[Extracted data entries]
————————

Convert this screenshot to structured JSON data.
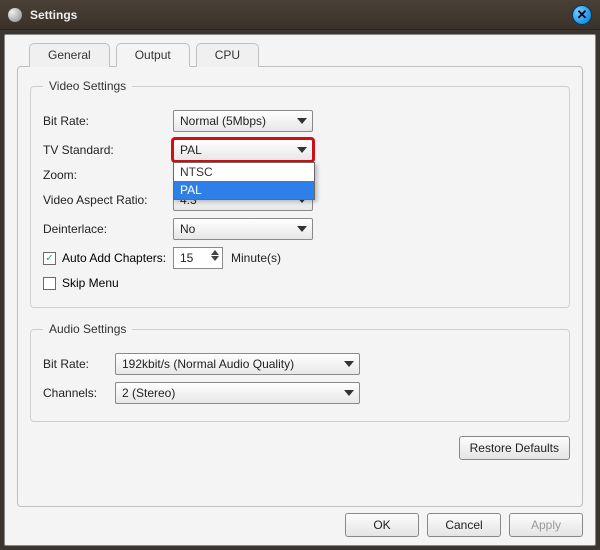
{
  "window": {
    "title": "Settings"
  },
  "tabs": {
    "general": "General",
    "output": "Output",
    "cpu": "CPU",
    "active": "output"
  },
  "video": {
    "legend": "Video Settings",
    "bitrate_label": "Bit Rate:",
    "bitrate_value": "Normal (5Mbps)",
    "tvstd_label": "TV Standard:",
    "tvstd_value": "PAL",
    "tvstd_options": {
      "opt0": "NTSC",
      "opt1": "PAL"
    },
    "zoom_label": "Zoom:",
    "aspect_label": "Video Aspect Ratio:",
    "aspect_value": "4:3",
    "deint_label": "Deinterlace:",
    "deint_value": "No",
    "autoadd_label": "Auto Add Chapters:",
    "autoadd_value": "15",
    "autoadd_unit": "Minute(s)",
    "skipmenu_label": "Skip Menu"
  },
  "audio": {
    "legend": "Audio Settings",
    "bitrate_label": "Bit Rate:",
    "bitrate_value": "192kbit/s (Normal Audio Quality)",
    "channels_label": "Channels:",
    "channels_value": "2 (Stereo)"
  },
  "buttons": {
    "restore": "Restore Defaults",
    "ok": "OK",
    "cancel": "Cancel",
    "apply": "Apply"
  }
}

————————

**Problem details:**
All records should be output exactly, with the pictures left out.

**Reply:**
Convert this screenshot to structured JSON data.
{
  "window": {
    "title": "Settings"
  },
  "tabs": {
    "general": "General",
    "output": "Output",
    "cpu": "CPU",
    "active": "output"
  },
  "video": {
    "legend": "Video Settings",
    "bitrate_label": "Bit Rate:",
    "bitrate_value": "Normal (5Mbps)",
    "tvstd_label": "TV Standard:",
    "tvstd_value": "PAL",
    "tvstd_options": {
      "opt0": "NTSC",
      "opt1": "PAL"
    },
    "zoom_label": "Zoom:",
    "aspect_label": "Video Aspect Ratio:",
    "aspect_value": "4:3",
    "deint_label": "Deinterlace:",
    "deint_value": "No",
    "autoadd_label": "Auto Add Chapters:",
    "autoadd_value": "15",
    "autoadd_unit": "Minute(s)",
    "skipmenu_label": "Skip Menu"
  },
  "audio": {
    "legend": "Audio Settings",
    "bitrate_label": "Bit Rate:",
    "bitrate_value": "192kbit/s (Normal Audio Quality)",
    "channels_label": "Channels:",
    "channels_value": "2 (Stereo)"
  },
  "buttons": {
    "restore": "Restore Defaults",
    "ok": "OK",
    "cancel": "Cancel",
    "apply": "Apply"
  }
}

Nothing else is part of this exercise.